Work required »
Lines that contain the string "alle" are to be copied; leave out all others.

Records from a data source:

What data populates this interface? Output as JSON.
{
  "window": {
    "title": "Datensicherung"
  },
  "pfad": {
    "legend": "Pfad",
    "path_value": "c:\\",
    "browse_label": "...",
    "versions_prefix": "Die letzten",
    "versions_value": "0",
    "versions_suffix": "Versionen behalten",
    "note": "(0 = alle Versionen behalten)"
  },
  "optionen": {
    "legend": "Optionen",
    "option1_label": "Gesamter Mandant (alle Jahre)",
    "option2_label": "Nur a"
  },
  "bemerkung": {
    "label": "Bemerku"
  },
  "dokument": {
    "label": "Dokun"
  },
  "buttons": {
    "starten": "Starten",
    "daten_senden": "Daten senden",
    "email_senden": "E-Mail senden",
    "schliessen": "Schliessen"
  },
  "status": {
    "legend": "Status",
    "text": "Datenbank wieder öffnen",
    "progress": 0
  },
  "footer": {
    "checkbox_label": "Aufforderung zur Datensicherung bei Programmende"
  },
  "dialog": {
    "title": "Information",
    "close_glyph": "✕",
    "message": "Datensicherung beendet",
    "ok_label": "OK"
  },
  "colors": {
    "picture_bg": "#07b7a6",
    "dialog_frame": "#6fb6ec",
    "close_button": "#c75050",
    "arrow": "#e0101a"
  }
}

--

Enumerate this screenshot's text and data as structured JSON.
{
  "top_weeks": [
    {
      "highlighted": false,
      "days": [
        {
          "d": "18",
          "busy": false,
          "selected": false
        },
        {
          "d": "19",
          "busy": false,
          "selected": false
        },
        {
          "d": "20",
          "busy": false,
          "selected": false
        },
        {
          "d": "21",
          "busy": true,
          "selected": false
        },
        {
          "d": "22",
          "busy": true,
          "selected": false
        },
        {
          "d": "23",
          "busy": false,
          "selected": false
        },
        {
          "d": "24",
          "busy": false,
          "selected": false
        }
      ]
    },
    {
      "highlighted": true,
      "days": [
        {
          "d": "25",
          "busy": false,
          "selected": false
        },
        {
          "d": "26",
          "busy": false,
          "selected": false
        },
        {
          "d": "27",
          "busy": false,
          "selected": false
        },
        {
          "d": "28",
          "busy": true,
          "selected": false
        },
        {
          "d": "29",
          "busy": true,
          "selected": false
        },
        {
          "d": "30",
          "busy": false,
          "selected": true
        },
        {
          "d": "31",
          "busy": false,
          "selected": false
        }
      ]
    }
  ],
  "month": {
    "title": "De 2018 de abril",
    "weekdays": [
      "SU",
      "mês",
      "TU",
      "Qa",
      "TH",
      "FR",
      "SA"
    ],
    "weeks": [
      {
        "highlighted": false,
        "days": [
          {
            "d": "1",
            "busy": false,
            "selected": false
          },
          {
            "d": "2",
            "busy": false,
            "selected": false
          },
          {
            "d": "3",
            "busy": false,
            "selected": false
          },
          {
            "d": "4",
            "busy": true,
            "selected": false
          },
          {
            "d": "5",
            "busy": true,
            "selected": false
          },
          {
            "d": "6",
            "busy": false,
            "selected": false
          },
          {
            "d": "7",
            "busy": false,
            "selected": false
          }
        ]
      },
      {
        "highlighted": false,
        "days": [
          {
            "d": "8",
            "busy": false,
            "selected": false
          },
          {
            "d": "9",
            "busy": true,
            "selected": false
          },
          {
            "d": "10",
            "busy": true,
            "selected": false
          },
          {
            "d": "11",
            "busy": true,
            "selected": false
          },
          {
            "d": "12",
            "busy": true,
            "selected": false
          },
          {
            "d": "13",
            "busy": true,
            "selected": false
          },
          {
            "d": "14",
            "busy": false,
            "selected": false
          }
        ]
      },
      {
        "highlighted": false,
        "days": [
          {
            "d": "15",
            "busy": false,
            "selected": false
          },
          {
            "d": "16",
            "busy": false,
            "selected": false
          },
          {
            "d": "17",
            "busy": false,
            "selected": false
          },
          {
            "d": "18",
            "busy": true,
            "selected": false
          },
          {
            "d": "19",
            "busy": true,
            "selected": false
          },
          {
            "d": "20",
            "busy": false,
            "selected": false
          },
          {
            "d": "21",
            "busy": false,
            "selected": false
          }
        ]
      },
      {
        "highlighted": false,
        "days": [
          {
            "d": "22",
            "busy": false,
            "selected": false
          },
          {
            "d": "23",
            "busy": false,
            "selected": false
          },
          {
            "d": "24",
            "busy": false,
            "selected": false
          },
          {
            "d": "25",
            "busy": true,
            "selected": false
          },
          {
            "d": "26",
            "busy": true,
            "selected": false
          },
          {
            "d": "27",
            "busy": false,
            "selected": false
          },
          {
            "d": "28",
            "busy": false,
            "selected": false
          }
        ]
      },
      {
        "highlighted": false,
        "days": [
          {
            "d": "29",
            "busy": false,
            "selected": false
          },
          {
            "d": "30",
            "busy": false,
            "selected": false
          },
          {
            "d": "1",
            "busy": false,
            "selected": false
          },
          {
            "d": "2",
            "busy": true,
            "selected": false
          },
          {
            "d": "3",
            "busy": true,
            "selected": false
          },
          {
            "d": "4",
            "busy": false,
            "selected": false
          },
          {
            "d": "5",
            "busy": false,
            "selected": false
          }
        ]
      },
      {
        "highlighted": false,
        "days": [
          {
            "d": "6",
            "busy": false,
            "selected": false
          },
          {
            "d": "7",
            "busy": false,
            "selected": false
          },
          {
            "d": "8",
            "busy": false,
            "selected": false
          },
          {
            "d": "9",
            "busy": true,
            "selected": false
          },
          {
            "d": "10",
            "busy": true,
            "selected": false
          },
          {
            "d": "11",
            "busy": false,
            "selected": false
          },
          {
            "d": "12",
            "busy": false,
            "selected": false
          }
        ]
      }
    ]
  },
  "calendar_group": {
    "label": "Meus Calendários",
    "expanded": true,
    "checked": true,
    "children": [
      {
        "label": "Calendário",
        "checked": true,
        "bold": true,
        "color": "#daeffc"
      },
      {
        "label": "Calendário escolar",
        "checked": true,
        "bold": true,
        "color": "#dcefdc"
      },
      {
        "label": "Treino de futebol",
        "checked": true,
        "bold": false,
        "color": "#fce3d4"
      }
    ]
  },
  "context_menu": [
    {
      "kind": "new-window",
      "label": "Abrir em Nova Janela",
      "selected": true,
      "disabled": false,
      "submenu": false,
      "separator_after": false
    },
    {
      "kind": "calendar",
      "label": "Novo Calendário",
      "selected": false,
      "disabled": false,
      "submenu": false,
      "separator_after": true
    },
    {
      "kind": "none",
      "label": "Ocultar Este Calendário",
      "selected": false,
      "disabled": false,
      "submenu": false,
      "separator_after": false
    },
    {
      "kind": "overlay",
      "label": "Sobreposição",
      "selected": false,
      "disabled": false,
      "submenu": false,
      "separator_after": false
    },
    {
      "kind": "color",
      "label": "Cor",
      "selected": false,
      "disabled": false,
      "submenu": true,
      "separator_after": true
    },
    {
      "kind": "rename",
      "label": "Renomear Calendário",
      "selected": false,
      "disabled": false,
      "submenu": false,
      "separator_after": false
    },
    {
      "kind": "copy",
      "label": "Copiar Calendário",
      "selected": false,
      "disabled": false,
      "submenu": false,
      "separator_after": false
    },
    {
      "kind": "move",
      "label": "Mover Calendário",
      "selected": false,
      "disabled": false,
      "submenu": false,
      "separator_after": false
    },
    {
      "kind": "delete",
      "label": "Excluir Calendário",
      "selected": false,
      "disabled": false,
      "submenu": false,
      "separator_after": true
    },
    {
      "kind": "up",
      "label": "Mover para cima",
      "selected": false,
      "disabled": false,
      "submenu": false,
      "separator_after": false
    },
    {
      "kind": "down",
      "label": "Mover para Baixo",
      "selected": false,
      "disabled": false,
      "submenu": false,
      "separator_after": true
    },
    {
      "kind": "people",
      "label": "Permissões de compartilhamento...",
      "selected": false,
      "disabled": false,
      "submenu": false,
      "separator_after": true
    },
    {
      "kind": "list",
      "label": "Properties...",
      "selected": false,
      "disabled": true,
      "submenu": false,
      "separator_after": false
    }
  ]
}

The answer »
    "note": "(0 = alle Versionen behalten)"
    "option1_label": "Gesamter Mandant (alle Jahre)",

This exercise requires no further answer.